### Task goal:
In the records below, locate the line containing "Output a JSON object describing the content", then extract it and all following lines exactly, ending with the last line.

### Records for the task:
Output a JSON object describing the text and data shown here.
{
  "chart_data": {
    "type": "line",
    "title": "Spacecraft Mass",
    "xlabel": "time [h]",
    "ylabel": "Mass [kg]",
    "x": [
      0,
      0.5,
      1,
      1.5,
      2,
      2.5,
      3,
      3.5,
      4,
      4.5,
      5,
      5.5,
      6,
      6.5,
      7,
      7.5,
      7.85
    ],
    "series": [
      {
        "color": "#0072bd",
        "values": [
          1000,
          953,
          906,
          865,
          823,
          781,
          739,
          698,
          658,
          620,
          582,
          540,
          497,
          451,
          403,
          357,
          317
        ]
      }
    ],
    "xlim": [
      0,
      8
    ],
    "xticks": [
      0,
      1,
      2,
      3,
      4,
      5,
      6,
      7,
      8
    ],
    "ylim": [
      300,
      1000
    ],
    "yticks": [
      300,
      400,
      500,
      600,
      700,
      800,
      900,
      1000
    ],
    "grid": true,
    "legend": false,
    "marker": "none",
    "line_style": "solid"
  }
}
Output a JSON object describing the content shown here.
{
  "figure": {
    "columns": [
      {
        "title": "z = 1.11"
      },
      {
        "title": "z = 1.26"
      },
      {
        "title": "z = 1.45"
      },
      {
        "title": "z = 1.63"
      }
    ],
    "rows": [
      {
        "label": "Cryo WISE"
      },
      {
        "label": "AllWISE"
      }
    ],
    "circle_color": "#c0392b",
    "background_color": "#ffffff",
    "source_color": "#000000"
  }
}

### Exercise answer:
Output a JSON object describing the content shown here.
{
  "figure": {
    "columns": [
      {
        "title": "z = 1.11"
      },
      {
        "title": "z = 1.26"
      },
      {
        "title": "z = 1.45"
      },
      {
        "title": "z = 1.63"
      }
    ],
    "rows": [
      {
        "label": "Cryo WISE"
      },
      {
        "label": "AllWISE"
      }
    ],
    "circle_color": "#c0392b",
    "background_color": "#ffffff",
    "source_color": "#000000"
  }
}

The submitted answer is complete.